(Extracted records)
···

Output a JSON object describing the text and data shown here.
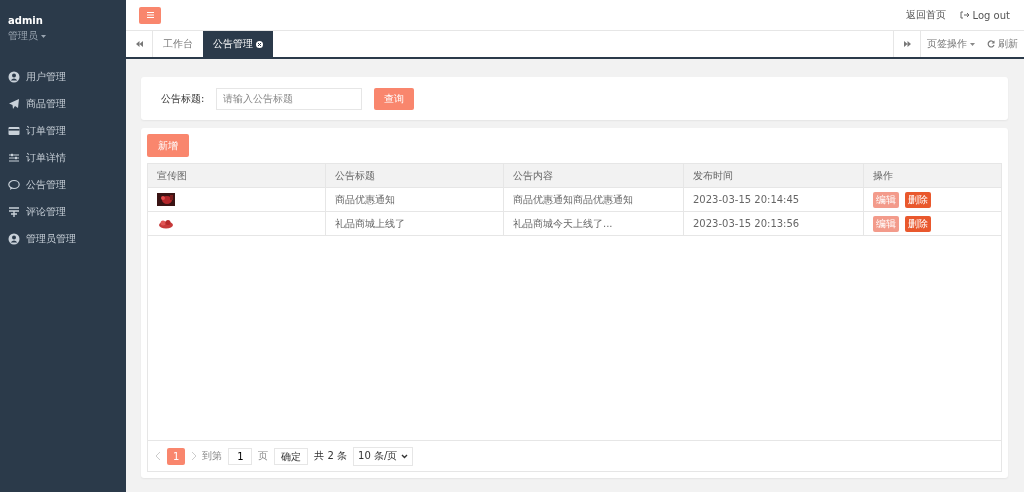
{
  "sidebar": {
    "user": "admin",
    "role": "管理员",
    "items": [
      {
        "label": "用户管理"
      },
      {
        "label": "商品管理"
      },
      {
        "label": "订单管理"
      },
      {
        "label": "订单详情"
      },
      {
        "label": "公告管理"
      },
      {
        "label": "评论管理"
      },
      {
        "label": "管理员管理"
      }
    ]
  },
  "header": {
    "links": [
      "返回首页",
      "Log out"
    ]
  },
  "tabs": [
    {
      "label": "工作台",
      "selected": false,
      "closable": false
    },
    {
      "label": "公告管理",
      "selected": true,
      "closable": true
    }
  ],
  "tab_tools": {
    "page_ops": "页签操作",
    "refresh": "刷新"
  },
  "search": {
    "label": "公告标题:",
    "placeholder": "请输入公告标题",
    "button": "查询"
  },
  "add_button": "新增",
  "table": {
    "columns": [
      "宣传图",
      "公告标题",
      "公告内容",
      "发布时间",
      "操作"
    ],
    "rows": [
      {
        "title": "商品优惠通知",
        "content": "商品优惠通知商品优惠通知",
        "time": "2023-03-15 20:14:45",
        "actions": [
          "编辑",
          "删除"
        ]
      },
      {
        "title": "礼品商城上线了",
        "content": "礼品商城今天上线了...",
        "time": "2023-03-15 20:13:56",
        "actions": [
          "编辑",
          "删除"
        ]
      }
    ]
  },
  "pager": {
    "pages": [
      {
        "label": "1",
        "selected": true
      }
    ],
    "goto": "到第",
    "page_value": "1",
    "page_unit": "页",
    "confirm": "确定",
    "total": "共 2 条",
    "page_size": "10 条/页"
  }
}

···

Reproduce the records verbatim, omitting all images they contain.

Output a JSON object describing the text and data shown here.
{
  "sidebar": {
    "user": "admin",
    "role": "管理员",
    "items": [
      {
        "label": "用户管理"
      },
      {
        "label": "商品管理"
      },
      {
        "label": "订单管理"
      },
      {
        "label": "订单详情"
      },
      {
        "label": "公告管理"
      },
      {
        "label": "评论管理"
      },
      {
        "label": "管理员管理"
      }
    ]
  },
  "header": {
    "links": [
      "返回首页",
      "Log out"
    ]
  },
  "tabs": [
    {
      "label": "工作台",
      "selected": false,
      "closable": false
    },
    {
      "label": "公告管理",
      "selected": true,
      "closable": true
    }
  ],
  "tab_tools": {
    "page_ops": "页签操作",
    "refresh": "刷新"
  },
  "search": {
    "label": "公告标题:",
    "placeholder": "请输入公告标题",
    "button": "查询"
  },
  "add_button": "新增",
  "table": {
    "columns": [
      "宣传图",
      "公告标题",
      "公告内容",
      "发布时间",
      "操作"
    ],
    "rows": [
      {
        "title": "商品优惠通知",
        "content": "商品优惠通知商品优惠通知",
        "time": "2023-03-15 20:14:45",
        "actions": [
          "编辑",
          "删除"
        ]
      },
      {
        "title": "礼品商城上线了",
        "content": "礼品商城今天上线了...",
        "time": "2023-03-15 20:13:56",
        "actions": [
          "编辑",
          "删除"
        ]
      }
    ]
  },
  "pager": {
    "pages": [
      {
        "label": "1",
        "selected": true
      }
    ],
    "goto": "到第",
    "page_value": "1",
    "page_unit": "页",
    "confirm": "确定",
    "total": "共 2 条",
    "page_size": "10 条/页"
  }
}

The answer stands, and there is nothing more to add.